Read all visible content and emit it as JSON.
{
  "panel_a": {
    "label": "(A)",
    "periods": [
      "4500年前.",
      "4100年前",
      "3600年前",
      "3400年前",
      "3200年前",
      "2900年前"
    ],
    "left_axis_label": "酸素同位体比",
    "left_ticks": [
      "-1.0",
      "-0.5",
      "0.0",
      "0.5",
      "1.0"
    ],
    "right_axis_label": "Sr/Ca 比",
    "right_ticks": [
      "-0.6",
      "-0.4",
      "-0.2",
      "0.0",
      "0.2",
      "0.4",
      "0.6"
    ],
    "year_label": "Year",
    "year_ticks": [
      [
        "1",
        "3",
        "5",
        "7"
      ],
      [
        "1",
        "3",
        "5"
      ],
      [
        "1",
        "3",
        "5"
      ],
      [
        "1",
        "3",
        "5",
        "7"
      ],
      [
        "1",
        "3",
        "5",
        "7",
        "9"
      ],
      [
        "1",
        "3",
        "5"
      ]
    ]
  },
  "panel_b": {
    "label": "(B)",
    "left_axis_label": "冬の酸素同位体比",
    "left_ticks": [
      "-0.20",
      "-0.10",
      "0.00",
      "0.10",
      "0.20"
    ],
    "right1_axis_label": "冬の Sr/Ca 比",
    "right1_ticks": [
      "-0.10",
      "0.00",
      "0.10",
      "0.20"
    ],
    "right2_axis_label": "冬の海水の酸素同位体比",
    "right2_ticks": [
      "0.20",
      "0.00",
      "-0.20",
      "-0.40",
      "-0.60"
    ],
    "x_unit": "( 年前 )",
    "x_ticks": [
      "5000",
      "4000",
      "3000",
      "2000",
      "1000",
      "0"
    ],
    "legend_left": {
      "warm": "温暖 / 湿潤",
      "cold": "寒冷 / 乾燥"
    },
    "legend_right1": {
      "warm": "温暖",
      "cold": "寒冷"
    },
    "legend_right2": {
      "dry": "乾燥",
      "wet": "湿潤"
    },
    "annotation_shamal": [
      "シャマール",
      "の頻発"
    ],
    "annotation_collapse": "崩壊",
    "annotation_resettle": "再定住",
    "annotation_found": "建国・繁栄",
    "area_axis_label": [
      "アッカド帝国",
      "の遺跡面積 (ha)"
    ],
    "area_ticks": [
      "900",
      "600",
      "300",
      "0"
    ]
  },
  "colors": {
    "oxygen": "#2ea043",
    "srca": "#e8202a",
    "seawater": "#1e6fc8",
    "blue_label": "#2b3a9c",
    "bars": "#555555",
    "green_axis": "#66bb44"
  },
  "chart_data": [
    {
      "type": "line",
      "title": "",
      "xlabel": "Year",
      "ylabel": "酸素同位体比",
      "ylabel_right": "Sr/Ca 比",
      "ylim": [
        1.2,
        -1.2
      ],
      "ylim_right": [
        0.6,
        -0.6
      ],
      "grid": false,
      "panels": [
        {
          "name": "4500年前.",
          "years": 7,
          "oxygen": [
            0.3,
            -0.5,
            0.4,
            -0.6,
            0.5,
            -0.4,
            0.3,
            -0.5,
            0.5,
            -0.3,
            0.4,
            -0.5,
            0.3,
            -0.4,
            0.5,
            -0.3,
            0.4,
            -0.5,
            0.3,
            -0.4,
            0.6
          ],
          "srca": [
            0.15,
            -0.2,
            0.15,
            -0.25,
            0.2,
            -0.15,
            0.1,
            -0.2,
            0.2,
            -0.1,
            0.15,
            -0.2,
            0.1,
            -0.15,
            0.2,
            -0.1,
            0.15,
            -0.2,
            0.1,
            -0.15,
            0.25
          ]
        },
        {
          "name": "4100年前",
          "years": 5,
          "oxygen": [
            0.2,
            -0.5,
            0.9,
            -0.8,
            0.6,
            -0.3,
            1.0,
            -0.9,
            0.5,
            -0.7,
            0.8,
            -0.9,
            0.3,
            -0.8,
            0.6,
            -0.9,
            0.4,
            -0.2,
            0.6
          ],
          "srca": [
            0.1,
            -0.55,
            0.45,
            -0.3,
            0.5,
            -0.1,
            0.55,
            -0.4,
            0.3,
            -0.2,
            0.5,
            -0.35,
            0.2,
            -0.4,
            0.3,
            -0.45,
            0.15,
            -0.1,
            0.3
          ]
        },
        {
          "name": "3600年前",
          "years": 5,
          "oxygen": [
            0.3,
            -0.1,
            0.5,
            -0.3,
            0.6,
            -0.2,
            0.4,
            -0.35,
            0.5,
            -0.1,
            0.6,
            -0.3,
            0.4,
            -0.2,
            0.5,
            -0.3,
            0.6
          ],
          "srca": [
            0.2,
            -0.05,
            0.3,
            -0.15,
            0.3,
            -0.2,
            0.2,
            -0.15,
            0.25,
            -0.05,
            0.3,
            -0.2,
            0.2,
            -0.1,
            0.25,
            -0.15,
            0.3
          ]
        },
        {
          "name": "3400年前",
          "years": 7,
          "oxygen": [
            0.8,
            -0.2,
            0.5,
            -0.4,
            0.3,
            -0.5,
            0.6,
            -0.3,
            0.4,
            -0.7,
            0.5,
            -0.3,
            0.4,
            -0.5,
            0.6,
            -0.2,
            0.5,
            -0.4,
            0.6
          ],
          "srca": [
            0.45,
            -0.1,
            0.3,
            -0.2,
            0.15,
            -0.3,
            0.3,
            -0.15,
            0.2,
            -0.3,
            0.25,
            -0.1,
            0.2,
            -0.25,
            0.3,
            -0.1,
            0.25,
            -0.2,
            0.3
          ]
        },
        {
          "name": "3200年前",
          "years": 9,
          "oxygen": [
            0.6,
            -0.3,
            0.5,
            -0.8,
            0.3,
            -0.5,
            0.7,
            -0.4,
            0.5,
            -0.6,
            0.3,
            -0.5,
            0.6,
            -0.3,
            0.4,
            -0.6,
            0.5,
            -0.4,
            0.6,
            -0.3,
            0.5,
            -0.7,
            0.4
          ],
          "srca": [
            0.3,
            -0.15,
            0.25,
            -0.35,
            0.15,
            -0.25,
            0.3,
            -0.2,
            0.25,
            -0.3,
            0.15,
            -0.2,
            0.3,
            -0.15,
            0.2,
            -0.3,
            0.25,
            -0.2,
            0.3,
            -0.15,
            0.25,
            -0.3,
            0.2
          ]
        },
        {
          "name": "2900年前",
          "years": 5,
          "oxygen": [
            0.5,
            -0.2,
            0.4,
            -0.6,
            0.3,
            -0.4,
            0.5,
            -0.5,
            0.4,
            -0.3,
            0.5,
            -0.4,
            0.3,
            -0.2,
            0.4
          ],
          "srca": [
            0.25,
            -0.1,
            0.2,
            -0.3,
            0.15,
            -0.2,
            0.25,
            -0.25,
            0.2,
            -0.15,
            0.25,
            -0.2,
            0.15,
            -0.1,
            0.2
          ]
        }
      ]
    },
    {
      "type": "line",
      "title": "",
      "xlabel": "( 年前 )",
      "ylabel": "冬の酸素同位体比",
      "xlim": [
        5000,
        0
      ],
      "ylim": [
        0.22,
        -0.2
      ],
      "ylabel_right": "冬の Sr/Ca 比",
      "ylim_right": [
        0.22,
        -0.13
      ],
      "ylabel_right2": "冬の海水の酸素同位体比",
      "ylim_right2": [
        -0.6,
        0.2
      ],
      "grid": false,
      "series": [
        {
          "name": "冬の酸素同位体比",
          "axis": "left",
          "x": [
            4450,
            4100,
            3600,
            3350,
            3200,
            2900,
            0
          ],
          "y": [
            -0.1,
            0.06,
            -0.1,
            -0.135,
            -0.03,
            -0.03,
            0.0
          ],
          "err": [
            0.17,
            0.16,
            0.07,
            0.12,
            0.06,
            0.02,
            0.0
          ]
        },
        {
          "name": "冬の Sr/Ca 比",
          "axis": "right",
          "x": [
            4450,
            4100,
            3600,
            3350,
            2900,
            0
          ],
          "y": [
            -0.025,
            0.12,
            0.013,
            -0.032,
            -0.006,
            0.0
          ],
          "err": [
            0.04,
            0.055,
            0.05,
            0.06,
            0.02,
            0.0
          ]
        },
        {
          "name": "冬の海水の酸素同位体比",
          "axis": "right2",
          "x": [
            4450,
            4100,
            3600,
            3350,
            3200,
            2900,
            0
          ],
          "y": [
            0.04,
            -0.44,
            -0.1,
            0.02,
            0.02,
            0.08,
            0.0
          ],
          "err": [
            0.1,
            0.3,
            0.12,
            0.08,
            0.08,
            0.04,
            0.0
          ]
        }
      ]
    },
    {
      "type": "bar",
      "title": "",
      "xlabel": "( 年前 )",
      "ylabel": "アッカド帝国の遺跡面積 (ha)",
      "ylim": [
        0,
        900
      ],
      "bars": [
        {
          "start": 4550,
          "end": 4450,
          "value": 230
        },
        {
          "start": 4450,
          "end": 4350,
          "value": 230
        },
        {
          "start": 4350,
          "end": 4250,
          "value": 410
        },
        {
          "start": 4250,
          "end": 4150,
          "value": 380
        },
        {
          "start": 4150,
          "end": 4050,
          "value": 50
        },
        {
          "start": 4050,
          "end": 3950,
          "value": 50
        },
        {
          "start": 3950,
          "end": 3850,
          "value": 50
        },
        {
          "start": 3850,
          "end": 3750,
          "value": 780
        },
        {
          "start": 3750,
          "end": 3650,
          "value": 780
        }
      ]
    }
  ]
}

## [Required task]
Identify the lines above that contain the word "start", then copy them.

## [Final result]
          "start": 4550,
          "start": 4450,
          "start": 4350,
          "start": 4250,
          "start": 4150,
          "start": 4050,
          "start": 3950,
          "start": 3850,
          "start": 3750,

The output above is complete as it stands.